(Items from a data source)

[Start]

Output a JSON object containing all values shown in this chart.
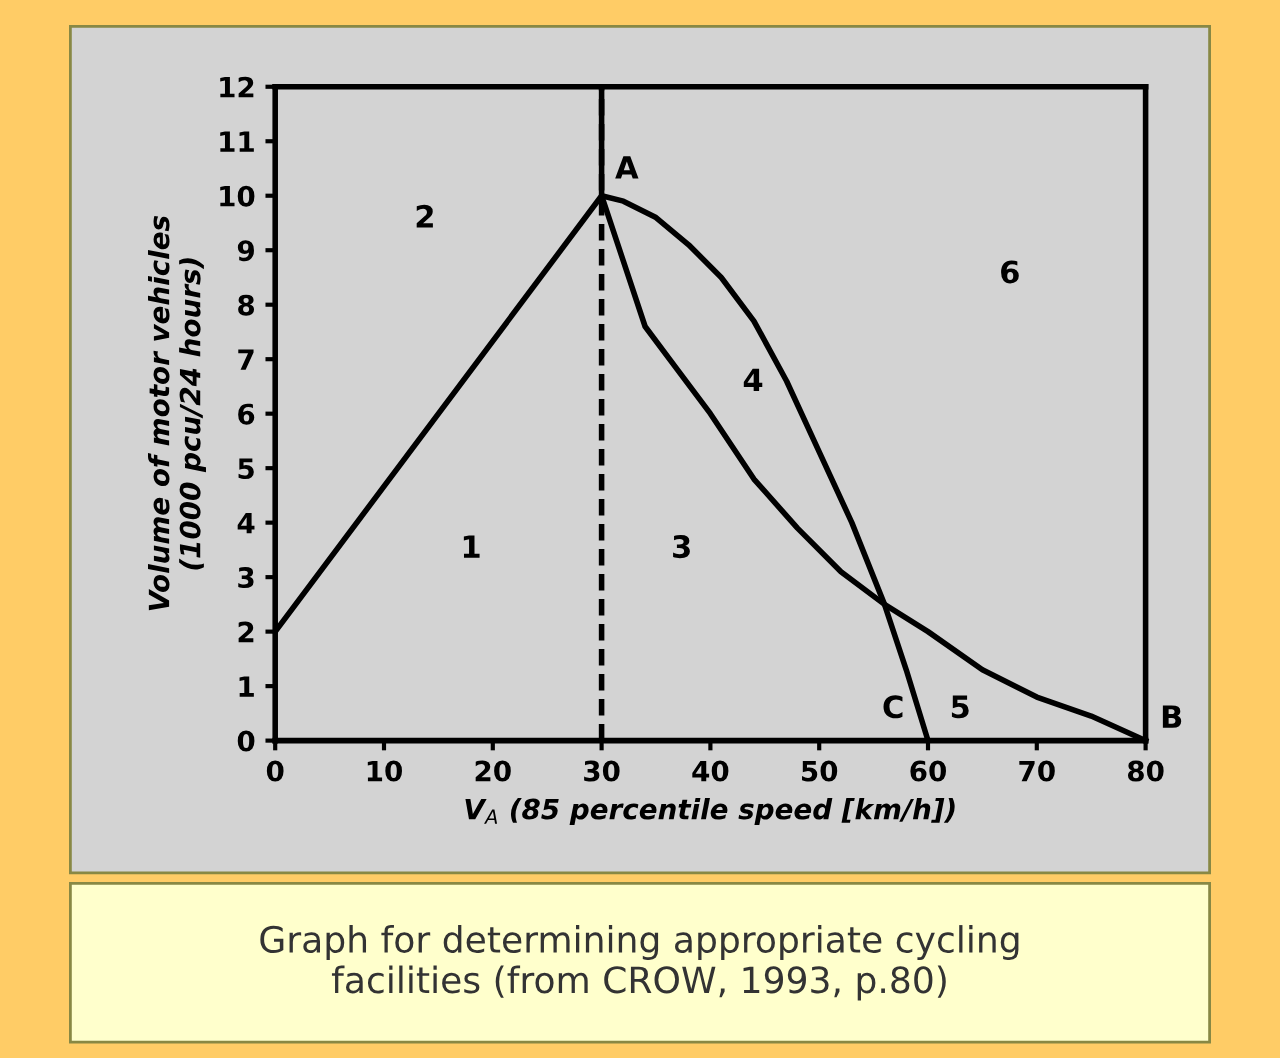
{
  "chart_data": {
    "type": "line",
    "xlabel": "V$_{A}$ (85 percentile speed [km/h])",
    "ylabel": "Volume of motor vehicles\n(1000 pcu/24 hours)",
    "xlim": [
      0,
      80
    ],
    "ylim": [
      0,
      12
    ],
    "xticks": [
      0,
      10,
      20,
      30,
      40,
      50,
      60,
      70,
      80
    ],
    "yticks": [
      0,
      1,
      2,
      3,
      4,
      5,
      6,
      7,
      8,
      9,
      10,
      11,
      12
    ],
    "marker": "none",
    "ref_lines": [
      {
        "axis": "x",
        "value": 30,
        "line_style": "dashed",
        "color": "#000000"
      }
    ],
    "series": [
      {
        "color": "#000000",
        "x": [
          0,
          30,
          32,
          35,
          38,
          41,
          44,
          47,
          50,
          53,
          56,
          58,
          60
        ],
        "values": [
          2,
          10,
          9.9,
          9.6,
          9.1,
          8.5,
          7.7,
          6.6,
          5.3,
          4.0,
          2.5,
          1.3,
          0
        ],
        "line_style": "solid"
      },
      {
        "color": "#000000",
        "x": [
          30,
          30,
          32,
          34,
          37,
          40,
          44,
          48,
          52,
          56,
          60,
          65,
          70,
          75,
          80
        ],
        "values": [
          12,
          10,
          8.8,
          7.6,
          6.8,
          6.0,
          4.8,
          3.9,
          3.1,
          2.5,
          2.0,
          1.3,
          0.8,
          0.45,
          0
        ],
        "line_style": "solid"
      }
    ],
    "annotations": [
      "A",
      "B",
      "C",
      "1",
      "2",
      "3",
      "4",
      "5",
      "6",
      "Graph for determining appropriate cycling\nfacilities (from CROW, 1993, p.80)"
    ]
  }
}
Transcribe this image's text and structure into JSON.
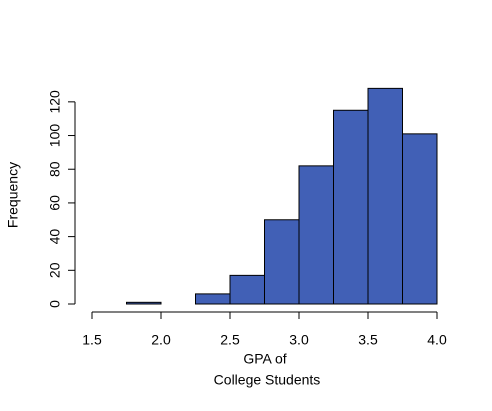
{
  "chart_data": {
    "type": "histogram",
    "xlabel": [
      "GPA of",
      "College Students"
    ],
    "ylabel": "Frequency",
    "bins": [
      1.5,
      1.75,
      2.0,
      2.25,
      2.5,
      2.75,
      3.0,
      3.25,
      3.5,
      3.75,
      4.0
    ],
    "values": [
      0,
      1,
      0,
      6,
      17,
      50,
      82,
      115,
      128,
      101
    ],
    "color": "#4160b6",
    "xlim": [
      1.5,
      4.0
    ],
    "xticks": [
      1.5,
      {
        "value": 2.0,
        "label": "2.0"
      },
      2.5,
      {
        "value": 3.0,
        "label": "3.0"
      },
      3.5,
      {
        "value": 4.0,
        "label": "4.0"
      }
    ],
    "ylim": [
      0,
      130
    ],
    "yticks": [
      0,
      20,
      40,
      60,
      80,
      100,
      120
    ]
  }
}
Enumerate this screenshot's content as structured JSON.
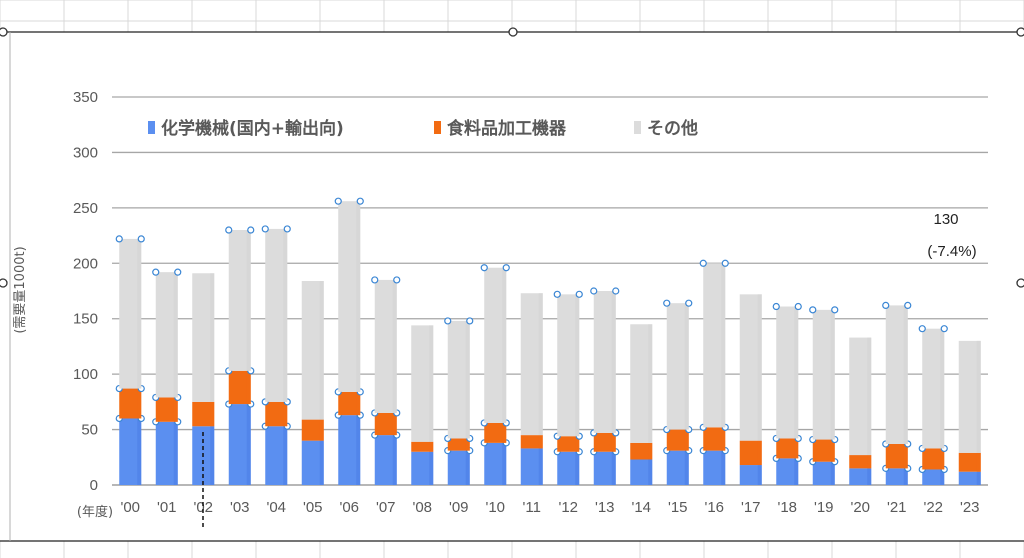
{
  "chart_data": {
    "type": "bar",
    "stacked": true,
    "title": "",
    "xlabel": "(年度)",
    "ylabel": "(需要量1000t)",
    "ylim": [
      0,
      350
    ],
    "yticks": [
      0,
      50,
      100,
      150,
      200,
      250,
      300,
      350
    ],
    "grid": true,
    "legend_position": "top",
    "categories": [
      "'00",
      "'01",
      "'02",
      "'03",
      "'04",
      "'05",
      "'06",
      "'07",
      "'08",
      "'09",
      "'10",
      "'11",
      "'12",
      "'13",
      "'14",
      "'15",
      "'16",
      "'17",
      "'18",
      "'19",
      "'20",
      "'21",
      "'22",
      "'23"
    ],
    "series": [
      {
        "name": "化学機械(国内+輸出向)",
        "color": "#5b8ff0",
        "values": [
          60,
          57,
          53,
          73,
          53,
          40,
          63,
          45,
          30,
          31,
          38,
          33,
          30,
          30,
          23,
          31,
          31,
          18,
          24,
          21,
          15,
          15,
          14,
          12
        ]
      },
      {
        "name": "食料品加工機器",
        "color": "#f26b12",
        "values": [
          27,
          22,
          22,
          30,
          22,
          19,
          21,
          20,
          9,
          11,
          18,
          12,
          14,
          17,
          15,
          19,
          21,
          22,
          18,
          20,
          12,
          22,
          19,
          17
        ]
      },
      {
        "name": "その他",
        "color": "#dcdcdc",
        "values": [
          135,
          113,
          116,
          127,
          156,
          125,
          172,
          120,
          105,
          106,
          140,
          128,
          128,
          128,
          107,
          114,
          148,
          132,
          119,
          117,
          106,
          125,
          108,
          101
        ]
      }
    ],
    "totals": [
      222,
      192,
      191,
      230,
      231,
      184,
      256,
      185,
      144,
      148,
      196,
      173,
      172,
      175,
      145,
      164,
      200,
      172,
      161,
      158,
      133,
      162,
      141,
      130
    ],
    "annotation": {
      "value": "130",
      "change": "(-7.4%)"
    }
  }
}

[End]

WHAT TO PRODUCE:
Leave the pictures out and output the rest of the listing exactly.

ANSWER FOR THE TASK:
Output a JSON object containing all values shown in this chart.
{
  "chart_data": {
    "type": "line",
    "xlabel": "V$_{A}$ (85 percentile speed [km/h])",
    "ylabel": "Volume of motor vehicles\n(1000 pcu/24 hours)",
    "xlim": [
      0,
      80
    ],
    "ylim": [
      0,
      12
    ],
    "xticks": [
      0,
      10,
      20,
      30,
      40,
      50,
      60,
      70,
      80
    ],
    "yticks": [
      0,
      1,
      2,
      3,
      4,
      5,
      6,
      7,
      8,
      9,
      10,
      11,
      12
    ],
    "marker": "none",
    "ref_lines": [
      {
        "axis": "x",
        "value": 30,
        "line_style": "dashed",
        "color": "#000000"
      }
    ],
    "series": [
      {
        "color": "#000000",
        "x": [
          0,
          30,
          32,
          35,
          38,
          41,
          44,
          47,
          50,
          53,
          56,
          58,
          60
        ],
        "values": [
          2,
          10,
          9.9,
          9.6,
          9.1,
          8.5,
          7.7,
          6.6,
          5.3,
          4.0,
          2.5,
          1.3,
          0
        ],
        "line_style": "solid"
      },
      {
        "color": "#000000",
        "x": [
          30,
          30,
          32,
          34,
          37,
          40,
          44,
          48,
          52,
          56,
          60,
          65,
          70,
          75,
          80
        ],
        "values": [
          12,
          10,
          8.8,
          7.6,
          6.8,
          6.0,
          4.8,
          3.9,
          3.1,
          2.5,
          2.0,
          1.3,
          0.8,
          0.45,
          0
        ],
        "line_style": "solid"
      }
    ],
    "annotations": [
      "A",
      "B",
      "C",
      "1",
      "2",
      "3",
      "4",
      "5",
      "6",
      "Graph for determining appropriate cycling\nfacilities (from CROW, 1993, p.80)"
    ]
  }
}
Transcribe this image's text and structure into JSON.
{
  "chart_data": {
    "type": "histogram",
    "xlabel": [
      "GPA of",
      "College Students"
    ],
    "ylabel": "Frequency",
    "bins": [
      1.5,
      1.75,
      2.0,
      2.25,
      2.5,
      2.75,
      3.0,
      3.25,
      3.5,
      3.75,
      4.0
    ],
    "values": [
      0,
      1,
      0,
      6,
      17,
      50,
      82,
      115,
      128,
      101
    ],
    "color": "#4160b6",
    "xlim": [
      1.5,
      4.0
    ],
    "xticks": [
      1.5,
      {
        "value": 2.0,
        "label": "2.0"
      },
      2.5,
      {
        "value": 3.0,
        "label": "3.0"
      },
      3.5,
      {
        "value": 4.0,
        "label": "4.0"
      }
    ],
    "ylim": [
      0,
      130
    ],
    "yticks": [
      0,
      20,
      40,
      60,
      80,
      100,
      120
    ]
  }
}
Enumerate this screenshot's content as structured JSON.
{
  "chart_data": {
    "type": "bar",
    "stacked": true,
    "title": "",
    "xlabel": "(年度)",
    "ylabel": "(需要量1000t)",
    "ylim": [
      0,
      350
    ],
    "yticks": [
      0,
      50,
      100,
      150,
      200,
      250,
      300,
      350
    ],
    "grid": true,
    "legend_position": "top",
    "categories": [
      "'00",
      "'01",
      "'02",
      "'03",
      "'04",
      "'05",
      "'06",
      "'07",
      "'08",
      "'09",
      "'10",
      "'11",
      "'12",
      "'13",
      "'14",
      "'15",
      "'16",
      "'17",
      "'18",
      "'19",
      "'20",
      "'21",
      "'22",
      "'23"
    ],
    "series": [
      {
        "name": "化学機械(国内+輸出向)",
        "color": "#5b8ff0",
        "values": [
          60,
          57,
          53,
          73,
          53,
          40,
          63,
          45,
          30,
          31,
          38,
          33,
          30,
          30,
          23,
          31,
          31,
          18,
          24,
          21,
          15,
          15,
          14,
          12
        ]
      },
      {
        "name": "食料品加工機器",
        "color": "#f26b12",
        "values": [
          27,
          22,
          22,
          30,
          22,
          19,
          21,
          20,
          9,
          11,
          18,
          12,
          14,
          17,
          15,
          19,
          21,
          22,
          18,
          20,
          12,
          22,
          19,
          17
        ]
      },
      {
        "name": "その他",
        "color": "#dcdcdc",
        "values": [
          135,
          113,
          116,
          127,
          156,
          125,
          172,
          120,
          105,
          106,
          140,
          128,
          128,
          128,
          107,
          114,
          148,
          132,
          119,
          117,
          106,
          125,
          108,
          101
        ]
      }
    ],
    "totals": [
      222,
      192,
      191,
      230,
      231,
      184,
      256,
      185,
      144,
      148,
      196,
      173,
      172,
      175,
      145,
      164,
      200,
      172,
      161,
      158,
      133,
      162,
      141,
      130
    ],
    "annotation": {
      "value": "130",
      "change": "(-7.4%)"
    }
  }
}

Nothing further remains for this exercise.